● To do: Present each line of the entries below that holds the word "contacto".

● Extracted entries:
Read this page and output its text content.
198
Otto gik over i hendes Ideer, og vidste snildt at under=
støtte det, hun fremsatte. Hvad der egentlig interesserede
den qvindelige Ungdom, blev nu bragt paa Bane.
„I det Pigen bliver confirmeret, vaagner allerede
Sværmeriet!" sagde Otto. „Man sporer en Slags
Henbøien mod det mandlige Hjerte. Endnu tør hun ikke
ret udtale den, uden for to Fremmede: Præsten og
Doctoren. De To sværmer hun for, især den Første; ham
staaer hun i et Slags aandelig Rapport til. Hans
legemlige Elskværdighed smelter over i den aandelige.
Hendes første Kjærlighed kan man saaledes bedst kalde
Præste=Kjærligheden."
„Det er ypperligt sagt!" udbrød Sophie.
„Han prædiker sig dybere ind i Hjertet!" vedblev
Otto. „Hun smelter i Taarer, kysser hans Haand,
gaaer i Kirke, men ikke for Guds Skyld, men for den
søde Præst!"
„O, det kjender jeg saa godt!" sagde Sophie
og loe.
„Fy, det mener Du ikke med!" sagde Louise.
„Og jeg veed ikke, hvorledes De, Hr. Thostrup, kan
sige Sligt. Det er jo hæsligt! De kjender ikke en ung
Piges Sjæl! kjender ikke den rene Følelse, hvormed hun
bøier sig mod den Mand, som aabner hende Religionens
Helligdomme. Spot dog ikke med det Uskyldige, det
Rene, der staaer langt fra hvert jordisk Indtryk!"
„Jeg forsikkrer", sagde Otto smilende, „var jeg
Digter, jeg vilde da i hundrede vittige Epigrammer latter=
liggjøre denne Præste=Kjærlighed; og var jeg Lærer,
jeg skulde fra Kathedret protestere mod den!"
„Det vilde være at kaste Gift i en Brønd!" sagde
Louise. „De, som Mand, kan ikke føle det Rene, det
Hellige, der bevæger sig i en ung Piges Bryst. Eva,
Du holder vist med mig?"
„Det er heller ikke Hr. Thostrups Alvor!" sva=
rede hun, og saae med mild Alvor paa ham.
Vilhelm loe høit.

...

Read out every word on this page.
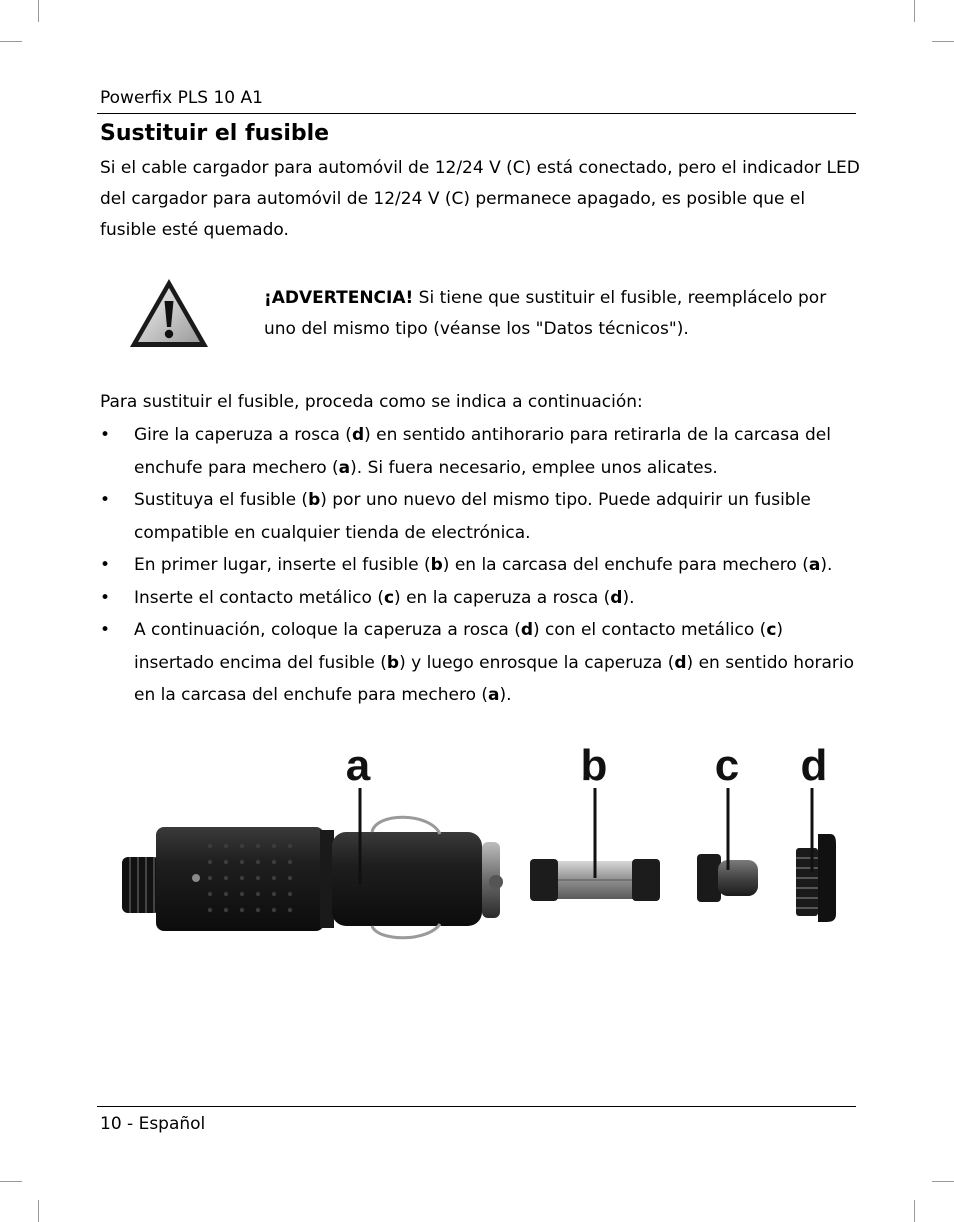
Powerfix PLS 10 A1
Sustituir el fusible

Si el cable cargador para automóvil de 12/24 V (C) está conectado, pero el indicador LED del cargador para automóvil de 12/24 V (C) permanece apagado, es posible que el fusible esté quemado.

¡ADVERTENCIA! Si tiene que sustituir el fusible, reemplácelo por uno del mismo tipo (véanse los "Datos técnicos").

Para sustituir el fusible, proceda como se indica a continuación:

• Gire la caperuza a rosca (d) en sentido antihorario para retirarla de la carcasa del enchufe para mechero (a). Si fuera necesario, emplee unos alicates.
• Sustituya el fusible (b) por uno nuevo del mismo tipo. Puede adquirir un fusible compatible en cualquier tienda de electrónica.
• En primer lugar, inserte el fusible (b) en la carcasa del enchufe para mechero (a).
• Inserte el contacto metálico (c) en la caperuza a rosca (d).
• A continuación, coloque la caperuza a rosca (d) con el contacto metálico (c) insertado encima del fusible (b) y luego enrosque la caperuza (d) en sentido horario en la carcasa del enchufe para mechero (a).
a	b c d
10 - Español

● Problem solution:
• Inserte el contacto metálico (c) en la caperuza a rosca (d).
• A continuación, coloque la caperuza a rosca (d) con el contacto metálico (c) insertado encima del fusible (b) y luego enrosque la caperuza (d) en sentido horario en la carcasa del enchufe para mechero (a).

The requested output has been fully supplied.